Collected data entries
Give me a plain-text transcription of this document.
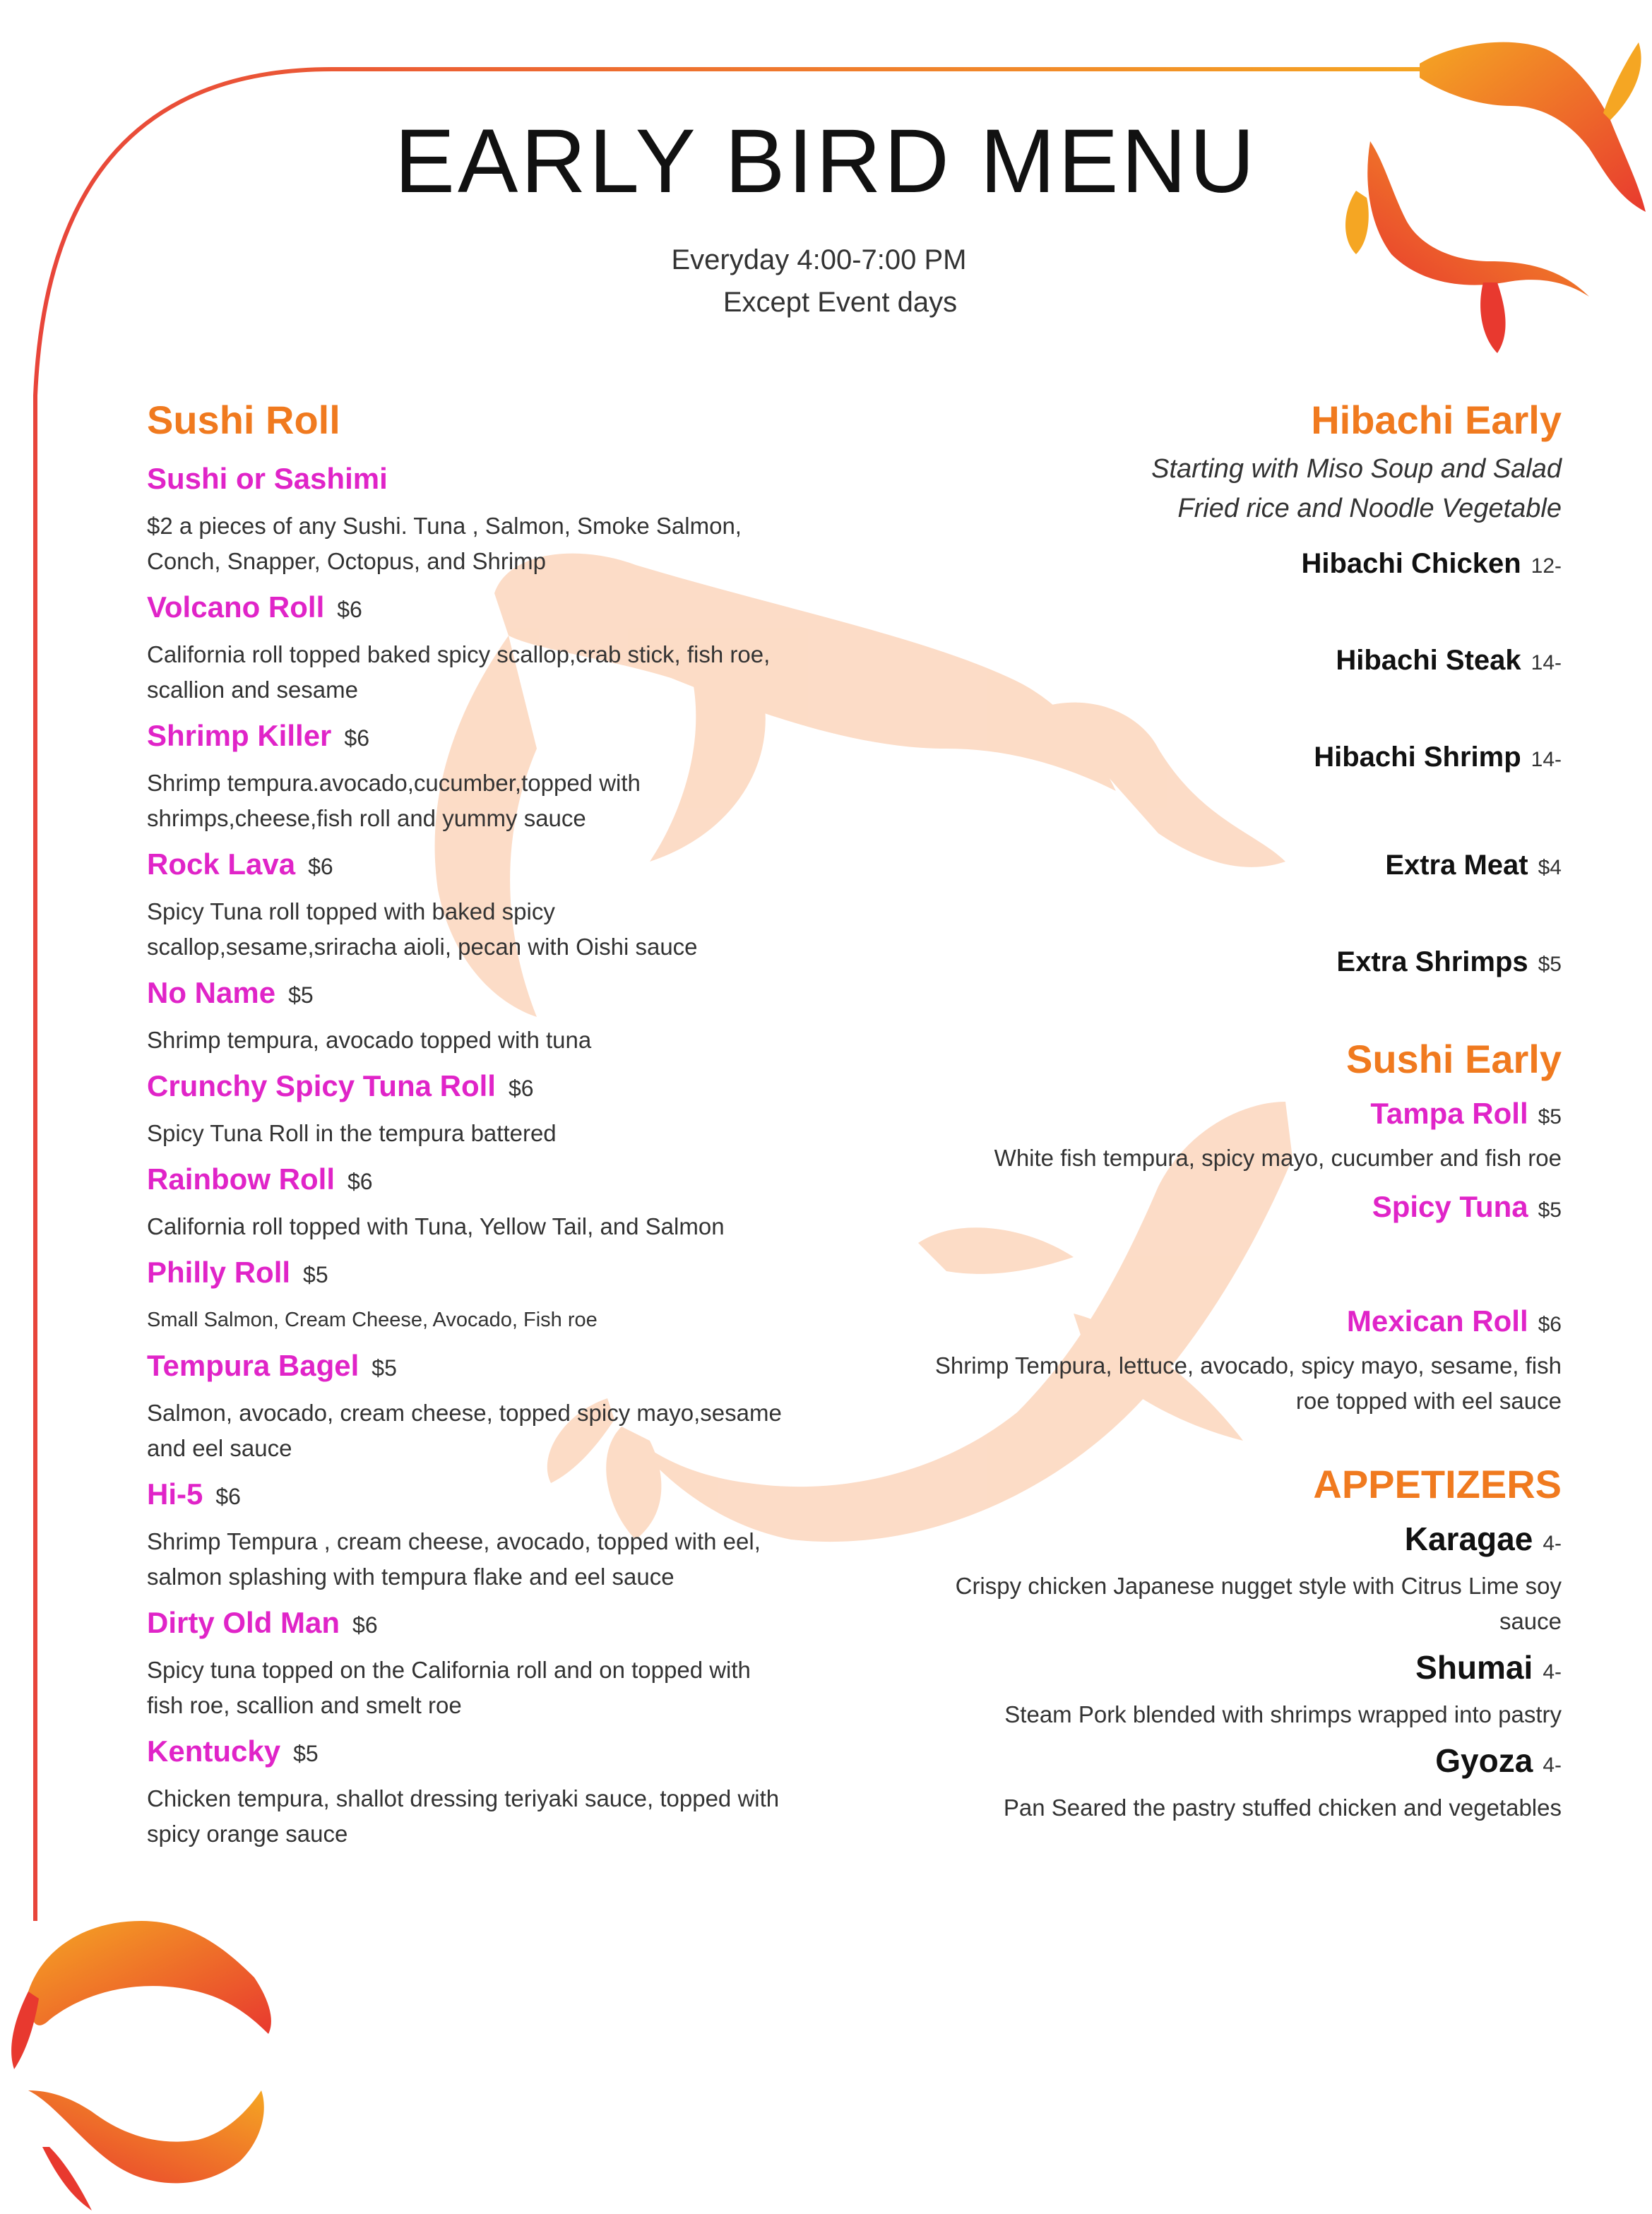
EARLY BIRD MENU
Everyday 4:00-7:00 PM
Except Event days
Sushi Roll
Sushi or Sashimi
$2 a pieces of any Sushi. Tuna , Salmon, Smoke Salmon,
Conch, Snapper, Octopus, and Shrimp
Volcano Roll $6
California roll topped baked spicy scallop,crab stick, fish roe,
scallion and sesame
Shrimp Killer $6
Shrimp tempura.avocado,cucumber,topped with
shrimps,cheese,fish roll and yummy sauce
Rock Lava $6
Spicy Tuna roll topped with baked spicy
scallop,sesame,sriracha aioli, pecan with Oishi sauce
No Name $5
Shrimp tempura, avocado topped with tuna
Crunchy Spicy Tuna Roll $6
Spicy Tuna Roll in the tempura battered
Rainbow Roll $6
California roll topped with Tuna, Yellow Tail, and Salmon
Philly Roll $5
Small Salmon, Cream Cheese, Avocado, Fish roe
Tempura Bagel $5
Salmon, avocado, cream cheese, topped spicy mayo,sesame
and eel sauce
Hi-5 $6
Shrimp Tempura , cream cheese, avocado, topped with eel,
salmon splashing with tempura flake and eel sauce
Dirty Old Man $6
Spicy tuna topped on the California roll and on topped with
fish roe, scallion and smelt roe
Kentucky $5
Chicken tempura, shallot dressing teriyaki sauce, topped with
spicy orange sauce
Hibachi Early
Starting with Miso Soup and Salad
Fried rice and Noodle Vegetable
Hibachi Chicken 12-
Hibachi Steak 14-
Hibachi Shrimp 14-
Extra Meat $4
Extra Shrimps $5
Sushi Early
Tampa Roll $5
White fish tempura, spicy mayo, cucumber and fish roe
Spicy Tuna $5
Mexican Roll $6
Shrimp Tempura, lettuce, avocado, spicy mayo, sesame, fish
roe topped with eel sauce
APPETIZERS
Karagae 4-
Crispy chicken Japanese nugget style with Citrus Lime soy
sauce
Shumai 4-
Steam Pork blended with shrimps wrapped into pastry
Gyoza 4-
Pan Seared the pastry stuffed chicken and vegetables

__Given task__: From the data above, write out everything exactly except the pictures.

__Reply to the exercise__:
Give me a plain-text transcription of this document.
EARLY BIRD MENU
Everyday 4:00-7:00 PM
Except Event days
Sushi Roll
Sushi or Sashimi
$2 a pieces of any Sushi. Tuna , Salmon, Smoke Salmon,
Conch, Snapper, Octopus, and Shrimp
Volcano Roll $6
California roll topped baked spicy scallop,crab stick, fish roe,
scallion and sesame
Shrimp Killer $6
Shrimp tempura.avocado,cucumber,topped with
shrimps,cheese,fish roll and yummy sauce
Rock Lava $6
Spicy Tuna roll topped with baked spicy
scallop,sesame,sriracha aioli, pecan with Oishi sauce
No Name $5
Shrimp tempura, avocado topped with tuna
Crunchy Spicy Tuna Roll $6
Spicy Tuna Roll in the tempura battered
Rainbow Roll $6
California roll topped with Tuna, Yellow Tail, and Salmon
Philly Roll $5
Small Salmon, Cream Cheese, Avocado, Fish roe
Tempura Bagel $5
Salmon, avocado, cream cheese, topped spicy mayo,sesame
and eel sauce
Hi-5 $6
Shrimp Tempura , cream cheese, avocado, topped with eel,
salmon splashing with tempura flake and eel sauce
Dirty Old Man $6
Spicy tuna topped on the California roll and on topped with
fish roe, scallion and smelt roe
Kentucky $5
Chicken tempura, shallot dressing teriyaki sauce, topped with
spicy orange sauce
Hibachi Early
Starting with Miso Soup and Salad
Fried rice and Noodle Vegetable
Hibachi Chicken 12-
Hibachi Steak 14-
Hibachi Shrimp 14-
Extra Meat $4
Extra Shrimps $5
Sushi Early
Tampa Roll $5
White fish tempura, spicy mayo, cucumber and fish roe
Spicy Tuna $5
Mexican Roll $6
Shrimp Tempura, lettuce, avocado, spicy mayo, sesame, fish
roe topped with eel sauce
APPETIZERS
Karagae 4-
Crispy chicken Japanese nugget style with Citrus Lime soy
sauce
Shumai 4-
Steam Pork blended with shrimps wrapped into pastry
Gyoza 4-
Pan Seared the pastry stuffed chicken and vegetables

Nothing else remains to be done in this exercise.